WORK INSTRUCTION:
Every entry, from first to last, is to be written out exactly.

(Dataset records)
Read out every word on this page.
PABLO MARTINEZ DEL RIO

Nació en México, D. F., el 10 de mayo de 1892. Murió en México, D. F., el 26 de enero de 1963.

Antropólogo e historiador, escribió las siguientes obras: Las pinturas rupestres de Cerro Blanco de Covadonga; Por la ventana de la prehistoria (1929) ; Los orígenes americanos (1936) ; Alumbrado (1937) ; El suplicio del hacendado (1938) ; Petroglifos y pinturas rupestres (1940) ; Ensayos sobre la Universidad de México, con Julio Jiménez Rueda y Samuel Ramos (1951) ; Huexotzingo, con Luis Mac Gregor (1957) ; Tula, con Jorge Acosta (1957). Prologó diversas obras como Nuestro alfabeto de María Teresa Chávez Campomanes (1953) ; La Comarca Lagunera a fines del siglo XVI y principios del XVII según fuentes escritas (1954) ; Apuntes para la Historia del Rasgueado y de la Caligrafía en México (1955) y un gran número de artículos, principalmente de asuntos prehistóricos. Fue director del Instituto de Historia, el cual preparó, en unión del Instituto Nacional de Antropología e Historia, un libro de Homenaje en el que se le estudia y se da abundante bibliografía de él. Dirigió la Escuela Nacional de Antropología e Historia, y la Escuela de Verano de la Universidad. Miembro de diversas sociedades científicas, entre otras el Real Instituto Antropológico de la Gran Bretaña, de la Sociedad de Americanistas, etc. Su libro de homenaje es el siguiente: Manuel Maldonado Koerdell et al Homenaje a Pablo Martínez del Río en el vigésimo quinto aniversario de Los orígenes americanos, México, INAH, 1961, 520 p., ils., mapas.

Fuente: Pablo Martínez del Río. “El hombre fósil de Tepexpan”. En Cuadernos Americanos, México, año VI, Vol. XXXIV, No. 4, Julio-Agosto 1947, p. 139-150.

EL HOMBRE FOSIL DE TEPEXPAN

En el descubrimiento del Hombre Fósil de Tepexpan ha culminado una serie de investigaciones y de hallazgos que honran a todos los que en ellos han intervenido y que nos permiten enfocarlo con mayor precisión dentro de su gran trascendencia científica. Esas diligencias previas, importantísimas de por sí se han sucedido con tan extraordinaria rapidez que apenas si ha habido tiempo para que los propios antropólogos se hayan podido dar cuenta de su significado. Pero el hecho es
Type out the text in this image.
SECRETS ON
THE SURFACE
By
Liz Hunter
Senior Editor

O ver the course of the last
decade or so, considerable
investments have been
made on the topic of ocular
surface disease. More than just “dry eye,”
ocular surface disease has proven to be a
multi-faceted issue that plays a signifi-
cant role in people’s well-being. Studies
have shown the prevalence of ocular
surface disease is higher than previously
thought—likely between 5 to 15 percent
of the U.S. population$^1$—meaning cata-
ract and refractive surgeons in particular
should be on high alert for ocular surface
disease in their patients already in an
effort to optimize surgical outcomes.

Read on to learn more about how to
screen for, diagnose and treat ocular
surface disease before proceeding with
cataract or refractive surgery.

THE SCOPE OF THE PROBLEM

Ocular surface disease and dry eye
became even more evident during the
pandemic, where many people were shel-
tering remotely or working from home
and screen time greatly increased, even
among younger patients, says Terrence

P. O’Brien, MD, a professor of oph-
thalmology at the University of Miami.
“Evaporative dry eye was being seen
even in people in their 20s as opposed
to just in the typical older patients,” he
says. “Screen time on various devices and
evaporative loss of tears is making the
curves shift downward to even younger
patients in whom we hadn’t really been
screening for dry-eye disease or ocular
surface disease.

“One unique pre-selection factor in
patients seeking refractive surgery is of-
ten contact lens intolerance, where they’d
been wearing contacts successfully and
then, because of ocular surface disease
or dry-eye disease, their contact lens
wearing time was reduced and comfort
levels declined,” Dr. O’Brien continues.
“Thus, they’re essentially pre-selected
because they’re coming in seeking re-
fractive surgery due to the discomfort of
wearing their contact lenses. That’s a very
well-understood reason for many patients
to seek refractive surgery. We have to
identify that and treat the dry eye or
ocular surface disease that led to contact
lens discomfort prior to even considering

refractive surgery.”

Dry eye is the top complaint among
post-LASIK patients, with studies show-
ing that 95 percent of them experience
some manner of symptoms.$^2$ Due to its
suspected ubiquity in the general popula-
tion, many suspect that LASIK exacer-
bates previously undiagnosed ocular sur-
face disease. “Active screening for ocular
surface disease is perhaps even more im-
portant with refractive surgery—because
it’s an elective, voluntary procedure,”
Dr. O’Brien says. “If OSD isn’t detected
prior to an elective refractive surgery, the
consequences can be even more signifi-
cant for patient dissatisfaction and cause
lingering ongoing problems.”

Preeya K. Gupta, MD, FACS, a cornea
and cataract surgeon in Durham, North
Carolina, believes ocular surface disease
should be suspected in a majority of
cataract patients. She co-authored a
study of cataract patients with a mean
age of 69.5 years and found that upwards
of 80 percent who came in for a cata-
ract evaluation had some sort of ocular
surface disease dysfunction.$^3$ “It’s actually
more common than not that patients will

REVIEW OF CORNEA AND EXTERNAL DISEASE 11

RESULT FOR THIS TASK:
Read out every word on this page.
PABLO MARTINEZ DEL RIO

Nació en México, D. F., el 10 de mayo de 1892. Murió en México, D. F., el 26 de enero de 1963.

Antropólogo e historiador, escribió las siguientes obras: Las pinturas rupestres de Cerro Blanco de Covadonga; Por la ventana de la prehistoria (1929) ; Los orígenes americanos (1936) ; Alumbrado (1937) ; El suplicio del hacendado (1938) ; Petroglifos y pinturas rupestres (1940) ; Ensayos sobre la Universidad de México, con Julio Jiménez Rueda y Samuel Ramos (1951) ; Huexotzingo, con Luis Mac Gregor (1957) ; Tula, con Jorge Acosta (1957). Prologó diversas obras como Nuestro alfabeto de María Teresa Chávez Campomanes (1953) ; La Comarca Lagunera a fines del siglo XVI y principios del XVII según fuentes escritas (1954) ; Apuntes para la Historia del Rasgueado y de la Caligrafía en México (1955) y un gran número de artículos, principalmente de asuntos prehistóricos. Fue director del Instituto de Historia, el cual preparó, en unión del Instituto Nacional de Antropología e Historia, un libro de Homenaje en el que se le estudia y se da abundante bibliografía de él. Dirigió la Escuela Nacional de Antropología e Historia, y la Escuela de Verano de la Universidad. Miembro de diversas sociedades científicas, entre otras el Real Instituto Antropológico de la Gran Bretaña, de la Sociedad de Americanistas, etc. Su libro de homenaje es el siguiente: Manuel Maldonado Koerdell et al Homenaje a Pablo Martínez del Río en el vigésimo quinto aniversario de Los orígenes americanos, México, INAH, 1961, 520 p., ils., mapas.

Fuente: Pablo Martínez del Río. “El hombre fósil de Tepexpan”. En Cuadernos Americanos, México, año VI, Vol. XXXIV, No. 4, Julio-Agosto 1947, p. 139-150.

EL HOMBRE FOSIL DE TEPEXPAN

En el descubrimiento del Hombre Fósil de Tepexpan ha culminado una serie de investigaciones y de hallazgos que honran a todos los que en ellos han intervenido y que nos permiten enfocarlo con mayor precisión dentro de su gran trascendencia científica. Esas diligencias previas, importantísimas de por sí se han sucedido con tan extraordinaria rapidez que apenas si ha habido tiempo para que los propios antropólogos se hayan podido dar cuenta de su significado. Pero el hecho es
Type out the text in this image.
SECRETS ON
THE SURFACE
By
Liz Hunter
Senior Editor

O ver the course of the last
decade or so, considerable
investments have been
made on the topic of ocular
surface disease. More than just “dry eye,”
ocular surface disease has proven to be a
multi-faceted issue that plays a signifi-
cant role in people’s well-being. Studies
have shown the prevalence of ocular
surface disease is higher than previously
thought—likely between 5 to 15 percent
of the U.S. population$^1$—meaning cata-
ract and refractive surgeons in particular
should be on high alert for ocular surface
disease in their patients already in an
effort to optimize surgical outcomes.

Read on to learn more about how to
screen for, diagnose and treat ocular
surface disease before proceeding with
cataract or refractive surgery.

THE SCOPE OF THE PROBLEM

Ocular surface disease and dry eye
became even more evident during the
pandemic, where many people were shel-
tering remotely or working from home
and screen time greatly increased, even
among younger patients, says Terrence

P. O’Brien, MD, a professor of oph-
thalmology at the University of Miami.
“Evaporative dry eye was being seen
even in people in their 20s as opposed
to just in the typical older patients,” he
says. “Screen time on various devices and
evaporative loss of tears is making the
curves shift downward to even younger
patients in whom we hadn’t really been
screening for dry-eye disease or ocular
surface disease.

“One unique pre-selection factor in
patients seeking refractive surgery is of-
ten contact lens intolerance, where they’d
been wearing contacts successfully and
then, because of ocular surface disease
or dry-eye disease, their contact lens
wearing time was reduced and comfort
levels declined,” Dr. O’Brien continues.
“Thus, they’re essentially pre-selected
because they’re coming in seeking re-
fractive surgery due to the discomfort of
wearing their contact lenses. That’s a very
well-understood reason for many patients
to seek refractive surgery. We have to
identify that and treat the dry eye or
ocular surface disease that led to contact
lens discomfort prior to even considering

refractive surgery.”

Dry eye is the top complaint among
post-LASIK patients, with studies show-
ing that 95 percent of them experience
some manner of symptoms.$^2$ Due to its
suspected ubiquity in the general popula-
tion, many suspect that LASIK exacer-
bates previously undiagnosed ocular sur-
face disease. “Active screening for ocular
surface disease is perhaps even more im-
portant with refractive surgery—because
it’s an elective, voluntary procedure,”
Dr. O’Brien says. “If OSD isn’t detected
prior to an elective refractive surgery, the
consequences can be even more signifi-
cant for patient dissatisfaction and cause
lingering ongoing problems.”

Preeya K. Gupta, MD, FACS, a cornea
and cataract surgeon in Durham, North
Carolina, believes ocular surface disease
should be suspected in a majority of
cataract patients. She co-authored a
study of cataract patients with a mean
age of 69.5 years and found that upwards
of 80 percent who came in for a cata-
ract evaluation had some sort of ocular
surface disease dysfunction.$^3$ “It’s actually
more common than not that patients will

REVIEW OF CORNEA AND EXTERNAL DISEASE 11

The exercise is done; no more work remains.